## [MATERIALS PROVIDED]
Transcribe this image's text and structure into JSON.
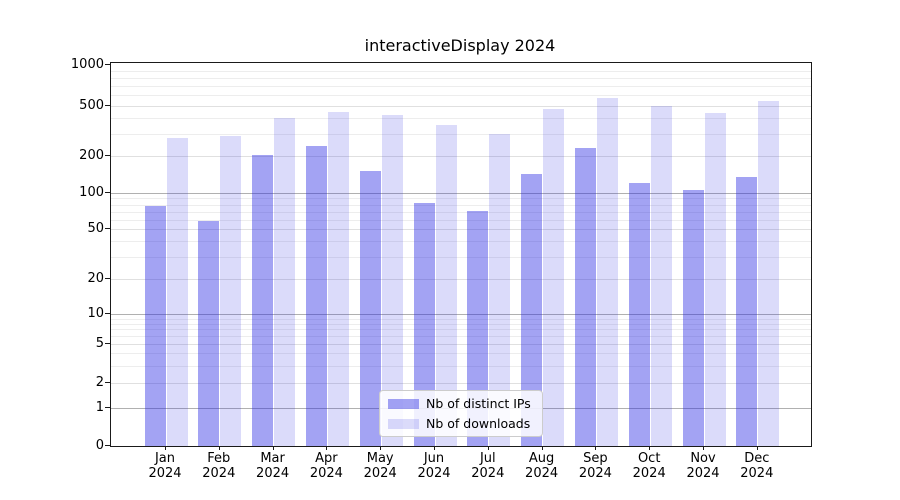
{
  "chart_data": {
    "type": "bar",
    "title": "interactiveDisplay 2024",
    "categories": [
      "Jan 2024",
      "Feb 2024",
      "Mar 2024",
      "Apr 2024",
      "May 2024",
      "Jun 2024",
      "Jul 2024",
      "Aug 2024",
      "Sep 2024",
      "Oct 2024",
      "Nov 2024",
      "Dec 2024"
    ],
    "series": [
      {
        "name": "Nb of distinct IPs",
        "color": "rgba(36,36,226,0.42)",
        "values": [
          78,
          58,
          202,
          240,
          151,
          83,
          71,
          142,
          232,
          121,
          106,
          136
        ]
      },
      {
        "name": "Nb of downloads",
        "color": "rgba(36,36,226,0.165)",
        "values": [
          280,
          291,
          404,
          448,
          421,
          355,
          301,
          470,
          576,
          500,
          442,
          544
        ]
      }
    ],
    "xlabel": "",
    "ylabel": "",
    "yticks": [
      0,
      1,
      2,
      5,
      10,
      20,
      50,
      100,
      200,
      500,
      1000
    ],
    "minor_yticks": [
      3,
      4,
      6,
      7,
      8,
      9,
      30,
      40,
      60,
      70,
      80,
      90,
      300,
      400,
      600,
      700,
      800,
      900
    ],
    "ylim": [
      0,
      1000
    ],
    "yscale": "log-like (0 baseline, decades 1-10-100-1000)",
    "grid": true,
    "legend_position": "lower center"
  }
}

## [WRITTEN PROBLEM]
The records above must be echoed exactly, minus their pictures.

## [EXERCISE RESPONSE]
Transcribe this image's text and structure into JSON.
{
  "chart_data": {
    "type": "bar",
    "title": "interactiveDisplay 2024",
    "categories": [
      "Jan 2024",
      "Feb 2024",
      "Mar 2024",
      "Apr 2024",
      "May 2024",
      "Jun 2024",
      "Jul 2024",
      "Aug 2024",
      "Sep 2024",
      "Oct 2024",
      "Nov 2024",
      "Dec 2024"
    ],
    "series": [
      {
        "name": "Nb of distinct IPs",
        "color": "rgba(36,36,226,0.42)",
        "values": [
          78,
          58,
          202,
          240,
          151,
          83,
          71,
          142,
          232,
          121,
          106,
          136
        ]
      },
      {
        "name": "Nb of downloads",
        "color": "rgba(36,36,226,0.165)",
        "values": [
          280,
          291,
          404,
          448,
          421,
          355,
          301,
          470,
          576,
          500,
          442,
          544
        ]
      }
    ],
    "xlabel": "",
    "ylabel": "",
    "yticks": [
      0,
      1,
      2,
      5,
      10,
      20,
      50,
      100,
      200,
      500,
      1000
    ],
    "minor_yticks": [
      3,
      4,
      6,
      7,
      8,
      9,
      30,
      40,
      60,
      70,
      80,
      90,
      300,
      400,
      600,
      700,
      800,
      900
    ],
    "ylim": [
      0,
      1000
    ],
    "yscale": "log-like (0 baseline, decades 1-10-100-1000)",
    "grid": true,
    "legend_position": "lower center"
  }
}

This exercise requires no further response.